■ **Exercise directions**: Narrow the data below down to the lines containing "Când".

-------- Supplied records --------

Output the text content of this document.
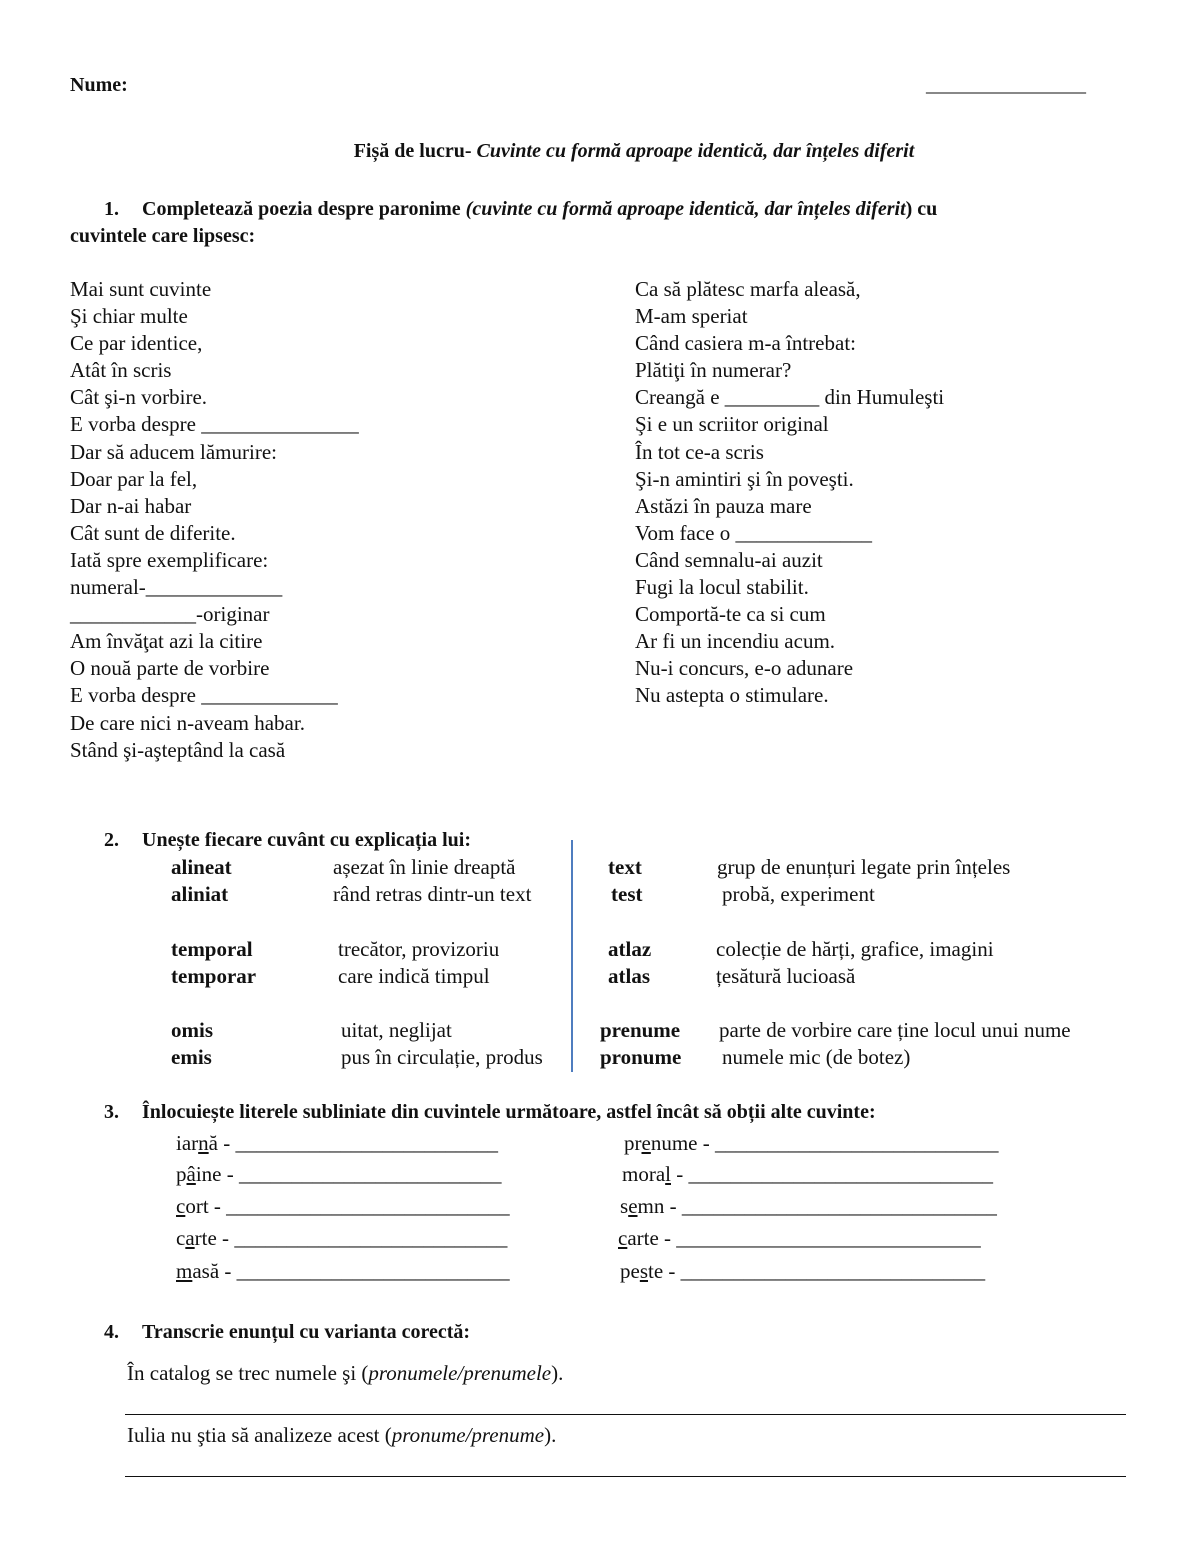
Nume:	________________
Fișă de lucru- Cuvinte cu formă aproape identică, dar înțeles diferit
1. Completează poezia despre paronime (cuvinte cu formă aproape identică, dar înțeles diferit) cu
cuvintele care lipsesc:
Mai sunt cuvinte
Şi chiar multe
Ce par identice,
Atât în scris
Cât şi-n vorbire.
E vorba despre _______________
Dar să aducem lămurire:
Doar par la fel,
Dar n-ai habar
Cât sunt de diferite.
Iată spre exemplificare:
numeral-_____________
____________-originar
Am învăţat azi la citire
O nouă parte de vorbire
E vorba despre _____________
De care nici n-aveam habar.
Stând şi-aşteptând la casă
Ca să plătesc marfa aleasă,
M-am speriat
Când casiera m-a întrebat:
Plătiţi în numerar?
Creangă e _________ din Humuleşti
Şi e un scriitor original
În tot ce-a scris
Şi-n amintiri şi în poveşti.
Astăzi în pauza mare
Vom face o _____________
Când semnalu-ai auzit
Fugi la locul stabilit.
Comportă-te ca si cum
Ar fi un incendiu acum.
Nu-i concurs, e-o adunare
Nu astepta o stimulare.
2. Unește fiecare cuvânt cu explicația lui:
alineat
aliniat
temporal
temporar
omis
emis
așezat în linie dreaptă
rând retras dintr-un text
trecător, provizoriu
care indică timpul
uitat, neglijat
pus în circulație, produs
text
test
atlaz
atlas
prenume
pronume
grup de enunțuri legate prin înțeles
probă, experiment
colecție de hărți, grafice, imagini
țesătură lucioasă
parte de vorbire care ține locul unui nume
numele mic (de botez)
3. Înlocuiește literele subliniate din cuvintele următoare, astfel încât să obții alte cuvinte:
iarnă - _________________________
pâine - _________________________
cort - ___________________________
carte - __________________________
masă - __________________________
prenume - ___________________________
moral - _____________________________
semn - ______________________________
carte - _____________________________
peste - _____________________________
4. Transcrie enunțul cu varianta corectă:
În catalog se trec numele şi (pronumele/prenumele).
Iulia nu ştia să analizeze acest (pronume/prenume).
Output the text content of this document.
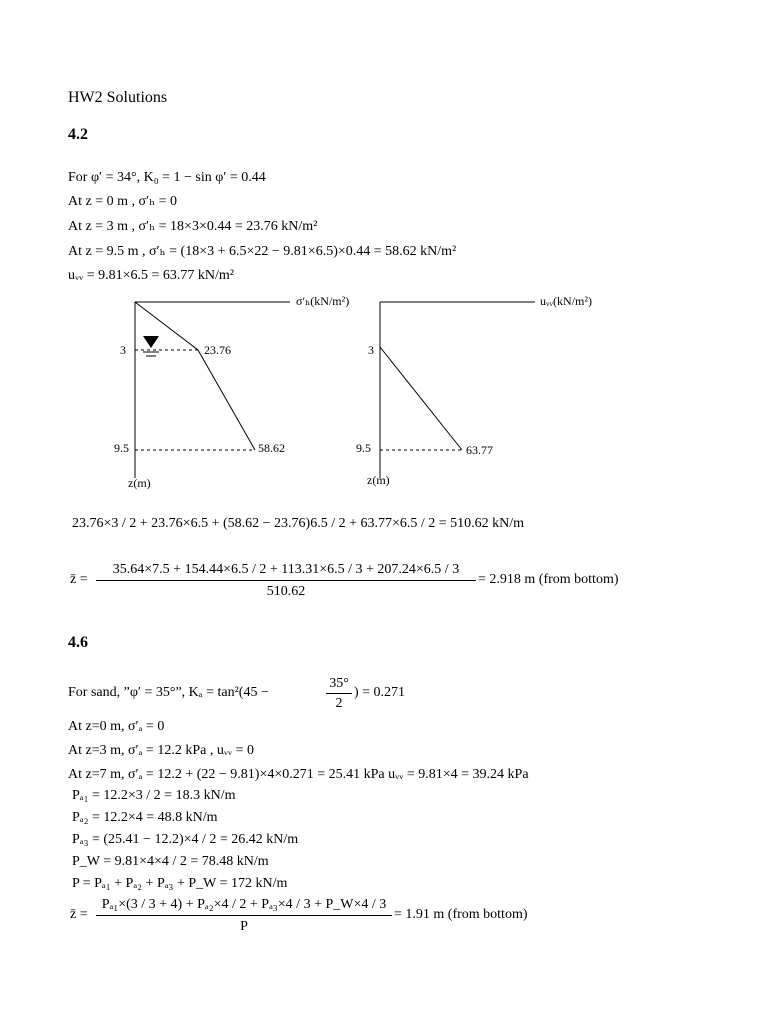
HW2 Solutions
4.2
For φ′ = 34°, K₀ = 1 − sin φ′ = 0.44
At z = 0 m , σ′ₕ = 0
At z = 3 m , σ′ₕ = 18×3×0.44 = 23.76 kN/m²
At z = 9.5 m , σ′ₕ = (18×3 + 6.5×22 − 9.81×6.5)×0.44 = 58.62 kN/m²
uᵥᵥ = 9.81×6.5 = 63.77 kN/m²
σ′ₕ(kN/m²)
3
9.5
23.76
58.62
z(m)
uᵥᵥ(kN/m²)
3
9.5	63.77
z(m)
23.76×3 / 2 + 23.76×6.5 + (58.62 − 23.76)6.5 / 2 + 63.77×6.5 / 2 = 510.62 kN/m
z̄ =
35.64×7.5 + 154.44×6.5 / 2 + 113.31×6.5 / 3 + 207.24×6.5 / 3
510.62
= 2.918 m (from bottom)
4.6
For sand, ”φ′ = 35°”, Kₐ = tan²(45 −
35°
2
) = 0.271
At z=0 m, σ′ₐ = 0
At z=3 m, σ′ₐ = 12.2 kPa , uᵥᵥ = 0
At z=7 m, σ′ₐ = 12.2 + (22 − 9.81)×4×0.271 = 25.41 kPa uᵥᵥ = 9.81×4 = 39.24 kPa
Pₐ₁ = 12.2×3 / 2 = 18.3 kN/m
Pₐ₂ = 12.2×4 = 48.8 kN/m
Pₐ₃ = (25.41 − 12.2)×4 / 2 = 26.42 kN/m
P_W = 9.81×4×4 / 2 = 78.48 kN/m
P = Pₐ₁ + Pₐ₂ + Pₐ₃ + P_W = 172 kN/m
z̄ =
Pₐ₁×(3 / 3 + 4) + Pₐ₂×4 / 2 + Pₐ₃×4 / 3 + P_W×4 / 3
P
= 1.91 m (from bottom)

--------
-------- Supplied records --------

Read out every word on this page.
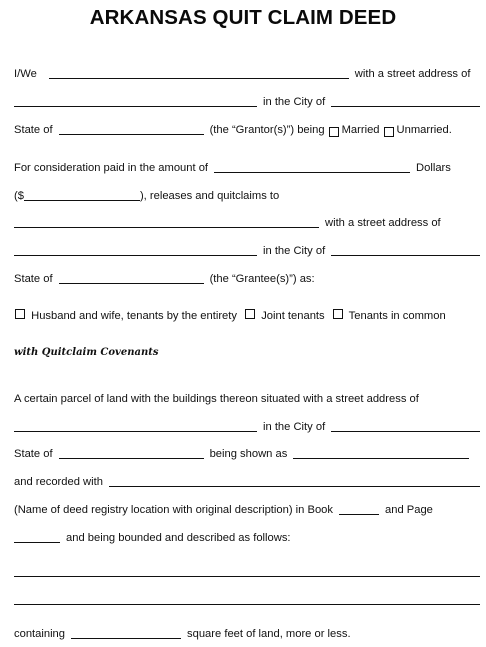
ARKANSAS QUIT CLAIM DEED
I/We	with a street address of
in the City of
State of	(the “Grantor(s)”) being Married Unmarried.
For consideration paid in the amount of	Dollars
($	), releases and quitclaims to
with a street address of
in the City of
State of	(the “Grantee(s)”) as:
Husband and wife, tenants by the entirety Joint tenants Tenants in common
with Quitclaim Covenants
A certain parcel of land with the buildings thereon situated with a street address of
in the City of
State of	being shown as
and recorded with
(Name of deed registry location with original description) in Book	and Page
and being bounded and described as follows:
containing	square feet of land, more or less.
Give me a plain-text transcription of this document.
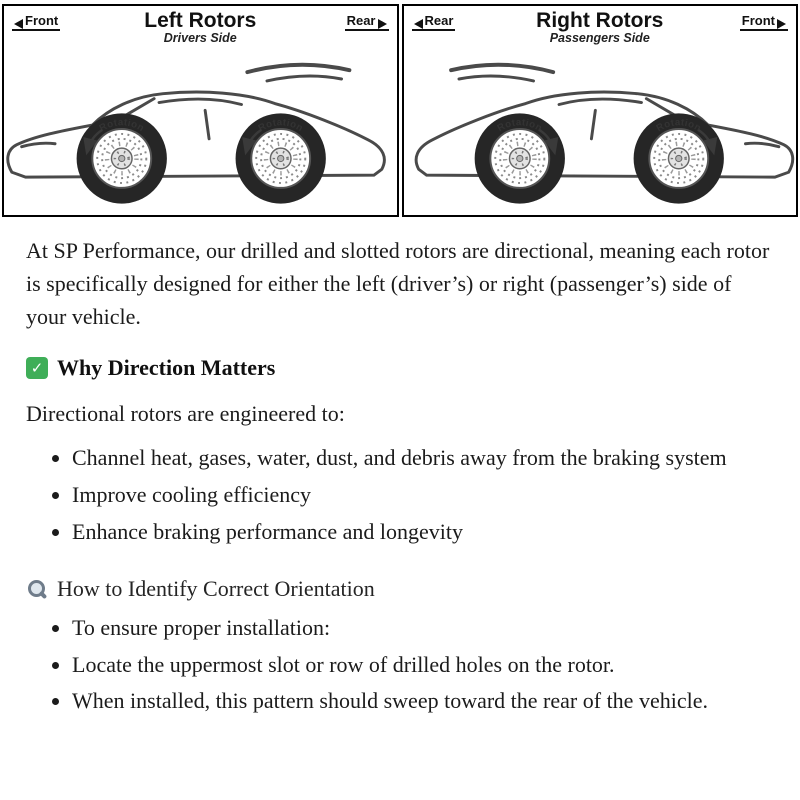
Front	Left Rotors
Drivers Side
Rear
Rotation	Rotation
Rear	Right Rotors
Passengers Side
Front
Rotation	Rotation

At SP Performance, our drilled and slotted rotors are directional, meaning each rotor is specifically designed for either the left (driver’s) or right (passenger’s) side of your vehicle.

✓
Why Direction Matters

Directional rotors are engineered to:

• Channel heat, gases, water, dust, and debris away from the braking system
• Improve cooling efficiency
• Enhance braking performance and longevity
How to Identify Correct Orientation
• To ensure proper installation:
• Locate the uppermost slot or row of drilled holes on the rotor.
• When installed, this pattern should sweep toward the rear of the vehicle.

--------

■ **Answer to the exercise**:
Când casiera m-a întrebat:
Când semnalu-ai auzit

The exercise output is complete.